>> begin RECORDS PROVIDED

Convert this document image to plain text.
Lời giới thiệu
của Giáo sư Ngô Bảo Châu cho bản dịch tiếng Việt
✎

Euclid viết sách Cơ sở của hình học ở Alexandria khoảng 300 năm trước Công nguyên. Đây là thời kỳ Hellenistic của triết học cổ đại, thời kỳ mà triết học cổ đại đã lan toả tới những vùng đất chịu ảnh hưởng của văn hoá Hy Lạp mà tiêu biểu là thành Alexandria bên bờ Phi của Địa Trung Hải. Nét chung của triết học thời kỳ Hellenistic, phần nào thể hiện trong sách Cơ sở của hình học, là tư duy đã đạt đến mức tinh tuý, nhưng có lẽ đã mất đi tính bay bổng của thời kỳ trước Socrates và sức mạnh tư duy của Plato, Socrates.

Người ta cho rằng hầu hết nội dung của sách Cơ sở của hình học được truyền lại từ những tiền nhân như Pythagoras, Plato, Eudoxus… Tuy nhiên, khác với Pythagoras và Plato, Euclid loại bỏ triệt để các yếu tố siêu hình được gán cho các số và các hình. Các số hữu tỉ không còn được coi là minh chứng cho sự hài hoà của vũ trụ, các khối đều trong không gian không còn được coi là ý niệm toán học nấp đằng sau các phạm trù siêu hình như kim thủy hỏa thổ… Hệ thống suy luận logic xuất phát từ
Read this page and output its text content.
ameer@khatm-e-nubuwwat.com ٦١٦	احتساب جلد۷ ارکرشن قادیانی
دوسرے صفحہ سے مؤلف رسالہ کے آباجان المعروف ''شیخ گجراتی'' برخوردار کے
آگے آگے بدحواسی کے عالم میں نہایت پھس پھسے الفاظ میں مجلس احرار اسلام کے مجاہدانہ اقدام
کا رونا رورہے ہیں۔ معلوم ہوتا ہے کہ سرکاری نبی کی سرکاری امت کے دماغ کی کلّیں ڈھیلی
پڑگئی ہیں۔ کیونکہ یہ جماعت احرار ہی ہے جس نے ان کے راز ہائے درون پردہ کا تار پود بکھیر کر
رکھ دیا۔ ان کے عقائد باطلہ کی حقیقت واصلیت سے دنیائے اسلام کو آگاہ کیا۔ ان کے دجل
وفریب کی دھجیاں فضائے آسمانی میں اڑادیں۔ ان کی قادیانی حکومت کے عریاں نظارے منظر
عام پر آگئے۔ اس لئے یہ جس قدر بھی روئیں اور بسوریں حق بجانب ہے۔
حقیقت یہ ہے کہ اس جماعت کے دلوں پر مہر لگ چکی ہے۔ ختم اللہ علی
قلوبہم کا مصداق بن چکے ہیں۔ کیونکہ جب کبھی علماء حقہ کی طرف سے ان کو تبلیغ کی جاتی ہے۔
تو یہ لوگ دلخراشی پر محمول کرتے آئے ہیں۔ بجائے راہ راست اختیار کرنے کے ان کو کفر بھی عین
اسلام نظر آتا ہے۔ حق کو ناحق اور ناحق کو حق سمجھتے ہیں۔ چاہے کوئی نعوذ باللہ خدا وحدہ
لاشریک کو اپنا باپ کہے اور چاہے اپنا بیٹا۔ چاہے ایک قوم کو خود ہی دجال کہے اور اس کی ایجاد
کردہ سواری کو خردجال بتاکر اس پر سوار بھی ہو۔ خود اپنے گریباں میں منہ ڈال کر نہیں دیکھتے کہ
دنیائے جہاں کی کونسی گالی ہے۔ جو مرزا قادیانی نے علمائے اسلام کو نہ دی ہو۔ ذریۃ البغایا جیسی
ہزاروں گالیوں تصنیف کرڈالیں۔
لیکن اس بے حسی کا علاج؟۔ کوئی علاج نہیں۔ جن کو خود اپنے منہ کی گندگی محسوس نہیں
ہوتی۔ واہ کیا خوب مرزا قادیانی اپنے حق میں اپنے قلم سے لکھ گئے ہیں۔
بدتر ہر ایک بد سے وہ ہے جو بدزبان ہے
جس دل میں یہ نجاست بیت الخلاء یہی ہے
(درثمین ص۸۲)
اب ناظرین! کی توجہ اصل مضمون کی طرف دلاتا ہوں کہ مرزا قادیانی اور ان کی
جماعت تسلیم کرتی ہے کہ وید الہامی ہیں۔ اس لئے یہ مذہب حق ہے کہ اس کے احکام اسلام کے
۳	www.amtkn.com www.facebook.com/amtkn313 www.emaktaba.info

>> end RECORDS PROVIDED

STATED PROBLEM:
Take the material above and return all of it exactly.

THE OUTPUT:
Convert this document image to plain text.
Lời giới thiệu
của Giáo sư Ngô Bảo Châu cho bản dịch tiếng Việt
✎

Euclid viết sách Cơ sở của hình học ở Alexandria khoảng 300 năm trước Công nguyên. Đây là thời kỳ Hellenistic của triết học cổ đại, thời kỳ mà triết học cổ đại đã lan toả tới những vùng đất chịu ảnh hưởng của văn hoá Hy Lạp mà tiêu biểu là thành Alexandria bên bờ Phi của Địa Trung Hải. Nét chung của triết học thời kỳ Hellenistic, phần nào thể hiện trong sách Cơ sở của hình học, là tư duy đã đạt đến mức tinh tuý, nhưng có lẽ đã mất đi tính bay bổng của thời kỳ trước Socrates và sức mạnh tư duy của Plato, Socrates.

Người ta cho rằng hầu hết nội dung của sách Cơ sở của hình học được truyền lại từ những tiền nhân như Pythagoras, Plato, Eudoxus… Tuy nhiên, khác với Pythagoras và Plato, Euclid loại bỏ triệt để các yếu tố siêu hình được gán cho các số và các hình. Các số hữu tỉ không còn được coi là minh chứng cho sự hài hoà của vũ trụ, các khối đều trong không gian không còn được coi là ý niệm toán học nấp đằng sau các phạm trù siêu hình như kim thủy hỏa thổ… Hệ thống suy luận logic xuất phát từ
Read this page and output its text content.
ameer@khatm-e-nubuwwat.com ٦١٦	احتساب جلد۷ ارکرشن قادیانی
دوسرے صفحہ سے مؤلف رسالہ کے آباجان المعروف ''شیخ گجراتی'' برخوردار کے
آگے آگے بدحواسی کے عالم میں نہایت پھس پھسے الفاظ میں مجلس احرار اسلام کے مجاہدانہ اقدام
کا رونا رورہے ہیں۔ معلوم ہوتا ہے کہ سرکاری نبی کی سرکاری امت کے دماغ کی کلّیں ڈھیلی
پڑگئی ہیں۔ کیونکہ یہ جماعت احرار ہی ہے جس نے ان کے راز ہائے درون پردہ کا تار پود بکھیر کر
رکھ دیا۔ ان کے عقائد باطلہ کی حقیقت واصلیت سے دنیائے اسلام کو آگاہ کیا۔ ان کے دجل
وفریب کی دھجیاں فضائے آسمانی میں اڑادیں۔ ان کی قادیانی حکومت کے عریاں نظارے منظر
عام پر آگئے۔ اس لئے یہ جس قدر بھی روئیں اور بسوریں حق بجانب ہے۔
حقیقت یہ ہے کہ اس جماعت کے دلوں پر مہر لگ چکی ہے۔ ختم اللہ علی
قلوبہم کا مصداق بن چکے ہیں۔ کیونکہ جب کبھی علماء حقہ کی طرف سے ان کو تبلیغ کی جاتی ہے۔
تو یہ لوگ دلخراشی پر محمول کرتے آئے ہیں۔ بجائے راہ راست اختیار کرنے کے ان کو کفر بھی عین
اسلام نظر آتا ہے۔ حق کو ناحق اور ناحق کو حق سمجھتے ہیں۔ چاہے کوئی نعوذ باللہ خدا وحدہ
لاشریک کو اپنا باپ کہے اور چاہے اپنا بیٹا۔ چاہے ایک قوم کو خود ہی دجال کہے اور اس کی ایجاد
کردہ سواری کو خردجال بتاکر اس پر سوار بھی ہو۔ خود اپنے گریباں میں منہ ڈال کر نہیں دیکھتے کہ
دنیائے جہاں کی کونسی گالی ہے۔ جو مرزا قادیانی نے علمائے اسلام کو نہ دی ہو۔ ذریۃ البغایا جیسی
ہزاروں گالیوں تصنیف کرڈالیں۔
لیکن اس بے حسی کا علاج؟۔ کوئی علاج نہیں۔ جن کو خود اپنے منہ کی گندگی محسوس نہیں
ہوتی۔ واہ کیا خوب مرزا قادیانی اپنے حق میں اپنے قلم سے لکھ گئے ہیں۔
بدتر ہر ایک بد سے وہ ہے جو بدزبان ہے
جس دل میں یہ نجاست بیت الخلاء یہی ہے
(درثمین ص۸۲)
اب ناظرین! کی توجہ اصل مضمون کی طرف دلاتا ہوں کہ مرزا قادیانی اور ان کی
جماعت تسلیم کرتی ہے کہ وید الہامی ہیں۔ اس لئے یہ مذہب حق ہے کہ اس کے احکام اسلام کے
۳	www.amtkn.com www.facebook.com/amtkn313 www.emaktaba.info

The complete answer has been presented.